— start of INPUT FOR THIS TASK —
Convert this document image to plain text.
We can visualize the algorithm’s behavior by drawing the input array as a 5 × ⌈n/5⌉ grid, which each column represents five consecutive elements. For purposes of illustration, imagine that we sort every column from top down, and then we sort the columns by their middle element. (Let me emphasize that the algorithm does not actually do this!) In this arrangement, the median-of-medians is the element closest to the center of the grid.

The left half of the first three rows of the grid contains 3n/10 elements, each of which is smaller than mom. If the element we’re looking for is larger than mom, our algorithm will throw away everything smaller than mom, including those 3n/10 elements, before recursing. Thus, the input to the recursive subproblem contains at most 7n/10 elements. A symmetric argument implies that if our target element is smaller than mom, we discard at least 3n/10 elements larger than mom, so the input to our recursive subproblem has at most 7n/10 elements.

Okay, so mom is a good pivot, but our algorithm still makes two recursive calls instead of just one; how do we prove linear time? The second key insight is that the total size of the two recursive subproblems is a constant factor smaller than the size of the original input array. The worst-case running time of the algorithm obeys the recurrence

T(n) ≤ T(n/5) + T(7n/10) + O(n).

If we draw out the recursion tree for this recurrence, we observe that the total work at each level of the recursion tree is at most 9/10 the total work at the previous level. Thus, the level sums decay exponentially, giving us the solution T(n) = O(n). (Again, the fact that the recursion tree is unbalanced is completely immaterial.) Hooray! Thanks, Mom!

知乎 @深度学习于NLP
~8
— end of INPUT FOR THIS TASK —
> _EXERCISE REQUIREMENTS_
Write out all the entries exactly.

> _TASK ANSWER_
Convert this document image to plain text.
We can visualize the algorithm’s behavior by drawing the input array as a 5 × ⌈n/5⌉ grid, which each column represents five consecutive elements. For purposes of illustration, imagine that we sort every column from top down, and then we sort the columns by their middle element. (Let me emphasize that the algorithm does not actually do this!) In this arrangement, the median-of-medians is the element closest to the center of the grid.

The left half of the first three rows of the grid contains 3n/10 elements, each of which is smaller than mom. If the element we’re looking for is larger than mom, our algorithm will throw away everything smaller than mom, including those 3n/10 elements, before recursing. Thus, the input to the recursive subproblem contains at most 7n/10 elements. A symmetric argument implies that if our target element is smaller than mom, we discard at least 3n/10 elements larger than mom, so the input to our recursive subproblem has at most 7n/10 elements.

Okay, so mom is a good pivot, but our algorithm still makes two recursive calls instead of just one; how do we prove linear time? The second key insight is that the total size of the two recursive subproblems is a constant factor smaller than the size of the original input array. The worst-case running time of the algorithm obeys the recurrence

T(n) ≤ T(n/5) + T(7n/10) + O(n).

If we draw out the recursion tree for this recurrence, we observe that the total work at each level of the recursion tree is at most 9/10 the total work at the previous level. Thus, the level sums decay exponentially, giving us the solution T(n) = O(n). (Again, the fact that the recursion tree is unbalanced is completely immaterial.) Hooray! Thanks, Mom!

知乎 @深度学习于NLP
~8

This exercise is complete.